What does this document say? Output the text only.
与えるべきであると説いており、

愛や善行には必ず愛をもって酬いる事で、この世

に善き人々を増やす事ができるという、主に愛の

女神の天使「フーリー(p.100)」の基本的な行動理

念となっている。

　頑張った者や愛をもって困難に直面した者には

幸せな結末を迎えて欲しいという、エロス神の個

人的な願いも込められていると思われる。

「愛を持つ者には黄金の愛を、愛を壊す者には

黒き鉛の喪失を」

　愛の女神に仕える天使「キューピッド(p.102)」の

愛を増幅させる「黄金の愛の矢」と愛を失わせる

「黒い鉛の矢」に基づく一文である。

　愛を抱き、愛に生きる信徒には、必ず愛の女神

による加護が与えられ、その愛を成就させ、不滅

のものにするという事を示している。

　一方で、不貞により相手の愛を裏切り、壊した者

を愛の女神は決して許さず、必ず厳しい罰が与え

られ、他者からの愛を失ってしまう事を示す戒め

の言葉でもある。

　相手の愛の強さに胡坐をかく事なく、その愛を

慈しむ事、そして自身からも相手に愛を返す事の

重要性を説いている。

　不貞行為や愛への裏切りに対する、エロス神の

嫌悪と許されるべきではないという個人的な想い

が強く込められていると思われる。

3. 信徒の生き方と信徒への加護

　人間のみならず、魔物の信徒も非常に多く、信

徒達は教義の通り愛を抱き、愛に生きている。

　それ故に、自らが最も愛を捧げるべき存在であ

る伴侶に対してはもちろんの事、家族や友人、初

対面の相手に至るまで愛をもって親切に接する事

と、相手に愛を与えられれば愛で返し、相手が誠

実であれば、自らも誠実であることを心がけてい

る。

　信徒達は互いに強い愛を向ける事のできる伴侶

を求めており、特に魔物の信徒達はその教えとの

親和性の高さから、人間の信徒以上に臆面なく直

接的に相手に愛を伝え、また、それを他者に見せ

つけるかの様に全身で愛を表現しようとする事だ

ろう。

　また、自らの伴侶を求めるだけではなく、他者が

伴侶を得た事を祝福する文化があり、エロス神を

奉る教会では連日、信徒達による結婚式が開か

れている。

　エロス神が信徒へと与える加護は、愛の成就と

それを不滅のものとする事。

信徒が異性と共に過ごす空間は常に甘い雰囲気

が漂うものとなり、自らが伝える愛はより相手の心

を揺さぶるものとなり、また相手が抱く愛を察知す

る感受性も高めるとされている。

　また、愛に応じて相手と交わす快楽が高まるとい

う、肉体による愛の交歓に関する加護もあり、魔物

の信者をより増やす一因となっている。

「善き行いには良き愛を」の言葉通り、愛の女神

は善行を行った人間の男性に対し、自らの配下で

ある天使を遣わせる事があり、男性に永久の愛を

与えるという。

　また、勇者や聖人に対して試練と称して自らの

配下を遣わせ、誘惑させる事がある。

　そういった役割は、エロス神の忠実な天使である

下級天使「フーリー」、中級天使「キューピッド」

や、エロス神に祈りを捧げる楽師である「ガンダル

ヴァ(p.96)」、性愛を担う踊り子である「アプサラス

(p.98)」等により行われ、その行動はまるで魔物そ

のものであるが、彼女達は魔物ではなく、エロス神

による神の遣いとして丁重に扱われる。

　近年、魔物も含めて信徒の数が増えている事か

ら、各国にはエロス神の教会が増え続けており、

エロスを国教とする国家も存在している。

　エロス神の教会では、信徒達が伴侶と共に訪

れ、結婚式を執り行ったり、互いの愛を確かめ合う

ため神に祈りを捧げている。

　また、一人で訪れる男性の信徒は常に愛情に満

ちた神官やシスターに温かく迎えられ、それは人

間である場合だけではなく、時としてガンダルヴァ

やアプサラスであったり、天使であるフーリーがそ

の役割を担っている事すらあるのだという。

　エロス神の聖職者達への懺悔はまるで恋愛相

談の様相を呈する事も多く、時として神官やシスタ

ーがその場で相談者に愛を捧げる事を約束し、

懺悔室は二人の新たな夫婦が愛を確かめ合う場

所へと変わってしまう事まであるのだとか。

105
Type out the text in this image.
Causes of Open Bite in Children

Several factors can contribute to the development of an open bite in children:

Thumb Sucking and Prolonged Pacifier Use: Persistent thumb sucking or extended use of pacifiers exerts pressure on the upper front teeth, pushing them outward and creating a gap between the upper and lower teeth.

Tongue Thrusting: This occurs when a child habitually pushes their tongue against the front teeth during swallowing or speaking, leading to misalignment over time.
· · · · ·
**Your task**
Generate an exact reproduction of all entries.

**Answer for the task**
What does this document say? Output the text only.
与えるべきであると説いており、

愛や善行には必ず愛をもって酬いる事で、この世

に善き人々を増やす事ができるという、主に愛の

女神の天使「フーリー(p.100)」の基本的な行動理

念となっている。

　頑張った者や愛をもって困難に直面した者には

幸せな結末を迎えて欲しいという、エロス神の個

人的な願いも込められていると思われる。

「愛を持つ者には黄金の愛を、愛を壊す者には

黒き鉛の喪失を」

　愛の女神に仕える天使「キューピッド(p.102)」の

愛を増幅させる「黄金の愛の矢」と愛を失わせる

「黒い鉛の矢」に基づく一文である。

　愛を抱き、愛に生きる信徒には、必ず愛の女神

による加護が与えられ、その愛を成就させ、不滅

のものにするという事を示している。

　一方で、不貞により相手の愛を裏切り、壊した者

を愛の女神は決して許さず、必ず厳しい罰が与え

られ、他者からの愛を失ってしまう事を示す戒め

の言葉でもある。

　相手の愛の強さに胡坐をかく事なく、その愛を

慈しむ事、そして自身からも相手に愛を返す事の

重要性を説いている。

　不貞行為や愛への裏切りに対する、エロス神の

嫌悪と許されるべきではないという個人的な想い

が強く込められていると思われる。

3. 信徒の生き方と信徒への加護

　人間のみならず、魔物の信徒も非常に多く、信

徒達は教義の通り愛を抱き、愛に生きている。

　それ故に、自らが最も愛を捧げるべき存在であ

る伴侶に対してはもちろんの事、家族や友人、初

対面の相手に至るまで愛をもって親切に接する事

と、相手に愛を与えられれば愛で返し、相手が誠

実であれば、自らも誠実であることを心がけてい

る。

　信徒達は互いに強い愛を向ける事のできる伴侶

を求めており、特に魔物の信徒達はその教えとの

親和性の高さから、人間の信徒以上に臆面なく直

接的に相手に愛を伝え、また、それを他者に見せ

つけるかの様に全身で愛を表現しようとする事だ

ろう。

　また、自らの伴侶を求めるだけではなく、他者が

伴侶を得た事を祝福する文化があり、エロス神を

奉る教会では連日、信徒達による結婚式が開か

れている。

　エロス神が信徒へと与える加護は、愛の成就と

それを不滅のものとする事。

信徒が異性と共に過ごす空間は常に甘い雰囲気

が漂うものとなり、自らが伝える愛はより相手の心

を揺さぶるものとなり、また相手が抱く愛を察知す

る感受性も高めるとされている。

　また、愛に応じて相手と交わす快楽が高まるとい

う、肉体による愛の交歓に関する加護もあり、魔物

の信者をより増やす一因となっている。

「善き行いには良き愛を」の言葉通り、愛の女神

は善行を行った人間の男性に対し、自らの配下で

ある天使を遣わせる事があり、男性に永久の愛を

与えるという。

　また、勇者や聖人に対して試練と称して自らの

配下を遣わせ、誘惑させる事がある。

　そういった役割は、エロス神の忠実な天使である

下級天使「フーリー」、中級天使「キューピッド」

や、エロス神に祈りを捧げる楽師である「ガンダル

ヴァ(p.96)」、性愛を担う踊り子である「アプサラス

(p.98)」等により行われ、その行動はまるで魔物そ

のものであるが、彼女達は魔物ではなく、エロス神

による神の遣いとして丁重に扱われる。

　近年、魔物も含めて信徒の数が増えている事か

ら、各国にはエロス神の教会が増え続けており、

エロスを国教とする国家も存在している。

　エロス神の教会では、信徒達が伴侶と共に訪

れ、結婚式を執り行ったり、互いの愛を確かめ合う

ため神に祈りを捧げている。

　また、一人で訪れる男性の信徒は常に愛情に満

ちた神官やシスターに温かく迎えられ、それは人

間である場合だけではなく、時としてガンダルヴァ

やアプサラスであったり、天使であるフーリーがそ

の役割を担っている事すらあるのだという。

　エロス神の聖職者達への懺悔はまるで恋愛相

談の様相を呈する事も多く、時として神官やシスタ

ーがその場で相談者に愛を捧げる事を約束し、

懺悔室は二人の新たな夫婦が愛を確かめ合う場

所へと変わってしまう事まであるのだとか。

105
Type out the text in this image.
Causes of Open Bite in Children

Several factors can contribute to the development of an open bite in children:

Thumb Sucking and Prolonged Pacifier Use: Persistent thumb sucking or extended use of pacifiers exerts pressure on the upper front teeth, pushing them outward and creating a gap between the upper and lower teeth.

Tongue Thrusting: This occurs when a child habitually pushes their tongue against the front teeth during swallowing or speaking, leading to misalignment over time.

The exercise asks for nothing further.